Sixth Sunday of Easter

Acts 8:5-8, 14-17: 1 Peter 3:15-18: John 14:15-21

Saint John Baptist de la Salle/Saint Stephen May 14, 2023


Throughout my lifetime, I have been surprised by many things, many times. Some of the surprises I have had have been pleasant, and others, well, not so good.


In the middle of the 1990’s, I was surprised to discover how interesting and useful computers could be, especially in regard to the internet. In those early days, there was, and still is, an internet program called “eBay.” For those who are not familiar with eBay, it is an 'auction site,’ where items someone wants to sell are posted online and then people bid on them. And many strange and surprising things are auctioned off and sold on eBay. In 2005, the famous Hollywood sign in California was sold on eBay for $450,000 dollars. However, the most surprising sale on eBay, at least for me, was a “Ghost in a Jar.” This unknown, unnamed spirit in a jar, was sold for $50,000 dollars. Over the years, I have bought many things on eBay and have enjoyed it very much. But the “Ghost in a Jar” did surprise me.


The Holy Spirit always surprises us. This is because the Spirit is unlike anything we have yet experienced in life. I remember a time when the Holy Spirit was called the Holy Ghost. The word “Ghost” is used 84 times in the Scriptures, while the word “Spirit” is used 55 times. Ghosts or Spirits were always thought to be the souls of those who had died but somehow remain in this world moving around among us. You cannot see ghosts or spirits, because there is nothing to see, so you never know what they are about. The very word “spirit” suggests surprise. It comes from a Latin word “spiritus” meaning breath. You cannot see breath any more than you can see wind. All you can see is breath or wind moving things. So, when Jesus told us to expect a Holy Spirit, he as much as said to us, “the Holy Spirit will always surprise you,” because that is what spirits do.


“I will ask the Father, and he will give you another Advocate to be with you always, the Spirit of Truth, whom the world cannot accept, because it neither sees nor knows him.” On this side of the grave, no believer can see God the Father or God the Son. Whatever experience we have of God comes to us through the Holy Spirit. As God’s breath, the Holy Spirit is invisible, yet like the wind, he is indirectly visible. We can “see” the Holy Spirit and we can recognize him when he moves around in our life. Because we have been able to discern the Holy Spirit at work in our world and in our life.


Here are a few examples:


We have had one setback after another, but then comes a kind word from a friend, it helps us to understand and brings us comfort.


We are experiencing depression, to whom do we turn, a desperately voiced prayer, a sense of consolation, and then an answer to that prayer.


A quick judgment about the motivations and intentions of another, then a recognition of our error and of our prejudice that prompted it, followed by contrition on our part.


This list could go on and on, but it will never show all the ways the Holy Spirit reveals himself to individual believers. Indeed, our greatest religious experience always comes as a surprise. You think that you’re alone and have to face life all by yourself, but then you see the movement of the Holy Spirit and you know that you are not alone. You cannot prove your experience of the Holy Spirit in your life. –Why not? Because no one sees life like you do, your unique window into the world.


God comes to us in events, in adventures, that are always singular and unrepeatable. No one else can see the breath of God move through your life. Saint Peter says it best; all we can do to share our sighting of the Spirit in our life is to "always be ready to give an explanation to anyone who asks us for a reason for our hope." And therein lies the great responsibility that follows the movement of the Spirit in our life. If the Holy Spirit can rearrange the elements of our life at will, then we must ask ourselves: "What response do you owe to the very breath, the real presence of God?"

▶ _Task requirements_
According to the homily, from which Latin word does "spirit" come, and what does that word mean?

▶ _Material shown_
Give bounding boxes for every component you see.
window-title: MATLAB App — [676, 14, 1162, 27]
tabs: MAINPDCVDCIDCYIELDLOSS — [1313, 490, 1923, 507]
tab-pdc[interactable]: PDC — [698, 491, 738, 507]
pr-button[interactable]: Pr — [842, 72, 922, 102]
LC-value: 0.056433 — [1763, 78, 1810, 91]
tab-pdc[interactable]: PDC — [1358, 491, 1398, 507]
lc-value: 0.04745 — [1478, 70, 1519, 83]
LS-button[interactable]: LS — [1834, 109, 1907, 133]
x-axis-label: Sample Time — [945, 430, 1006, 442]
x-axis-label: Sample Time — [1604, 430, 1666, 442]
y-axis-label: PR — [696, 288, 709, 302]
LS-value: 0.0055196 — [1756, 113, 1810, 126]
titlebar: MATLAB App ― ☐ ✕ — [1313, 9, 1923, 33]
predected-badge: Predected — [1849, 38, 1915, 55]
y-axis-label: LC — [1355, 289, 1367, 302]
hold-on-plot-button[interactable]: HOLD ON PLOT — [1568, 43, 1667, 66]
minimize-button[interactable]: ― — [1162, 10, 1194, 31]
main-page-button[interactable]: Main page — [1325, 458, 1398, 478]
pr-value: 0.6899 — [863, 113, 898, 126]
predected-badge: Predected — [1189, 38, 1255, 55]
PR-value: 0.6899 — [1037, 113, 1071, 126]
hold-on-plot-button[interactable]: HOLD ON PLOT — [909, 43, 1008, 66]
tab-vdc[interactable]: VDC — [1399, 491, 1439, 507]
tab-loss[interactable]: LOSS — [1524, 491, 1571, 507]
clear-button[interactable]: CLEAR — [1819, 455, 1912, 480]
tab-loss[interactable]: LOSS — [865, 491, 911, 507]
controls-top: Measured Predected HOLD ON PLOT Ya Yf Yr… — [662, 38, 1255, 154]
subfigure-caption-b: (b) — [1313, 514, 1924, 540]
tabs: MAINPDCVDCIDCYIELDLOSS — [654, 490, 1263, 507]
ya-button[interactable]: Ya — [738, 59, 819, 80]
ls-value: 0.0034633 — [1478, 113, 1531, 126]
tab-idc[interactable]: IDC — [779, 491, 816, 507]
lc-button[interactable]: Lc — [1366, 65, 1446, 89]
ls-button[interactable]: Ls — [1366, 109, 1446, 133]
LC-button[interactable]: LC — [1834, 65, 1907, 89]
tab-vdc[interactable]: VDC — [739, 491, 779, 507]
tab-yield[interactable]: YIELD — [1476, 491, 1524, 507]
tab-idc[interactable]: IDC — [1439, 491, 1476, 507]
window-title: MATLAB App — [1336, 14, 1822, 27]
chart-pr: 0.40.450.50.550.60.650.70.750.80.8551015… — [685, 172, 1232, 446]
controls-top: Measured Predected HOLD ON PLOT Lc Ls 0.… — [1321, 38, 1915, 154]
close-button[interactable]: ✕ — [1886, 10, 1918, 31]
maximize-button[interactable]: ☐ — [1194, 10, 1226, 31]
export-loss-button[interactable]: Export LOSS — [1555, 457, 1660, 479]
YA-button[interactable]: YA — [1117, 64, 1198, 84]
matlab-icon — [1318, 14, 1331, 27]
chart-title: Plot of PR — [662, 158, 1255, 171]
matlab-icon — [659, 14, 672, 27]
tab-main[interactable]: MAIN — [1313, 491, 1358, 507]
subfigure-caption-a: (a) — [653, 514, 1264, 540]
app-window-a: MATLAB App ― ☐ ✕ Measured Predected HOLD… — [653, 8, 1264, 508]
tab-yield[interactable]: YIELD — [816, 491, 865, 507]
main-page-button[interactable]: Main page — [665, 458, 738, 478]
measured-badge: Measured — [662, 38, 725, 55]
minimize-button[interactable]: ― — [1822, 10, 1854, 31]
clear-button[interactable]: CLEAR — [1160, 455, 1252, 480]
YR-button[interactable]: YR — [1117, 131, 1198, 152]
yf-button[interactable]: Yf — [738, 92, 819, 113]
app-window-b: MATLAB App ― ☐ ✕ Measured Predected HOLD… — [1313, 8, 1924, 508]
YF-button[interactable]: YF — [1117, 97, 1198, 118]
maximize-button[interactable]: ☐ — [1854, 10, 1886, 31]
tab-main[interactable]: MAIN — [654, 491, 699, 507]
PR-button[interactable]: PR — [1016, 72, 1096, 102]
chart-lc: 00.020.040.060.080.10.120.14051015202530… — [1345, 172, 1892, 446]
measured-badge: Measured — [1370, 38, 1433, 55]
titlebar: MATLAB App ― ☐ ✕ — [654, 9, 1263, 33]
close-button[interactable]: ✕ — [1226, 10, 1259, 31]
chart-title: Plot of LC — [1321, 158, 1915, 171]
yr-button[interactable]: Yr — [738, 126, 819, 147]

▶ _Exercise answer_
It comes from the Latin word "spiritus," which means breath.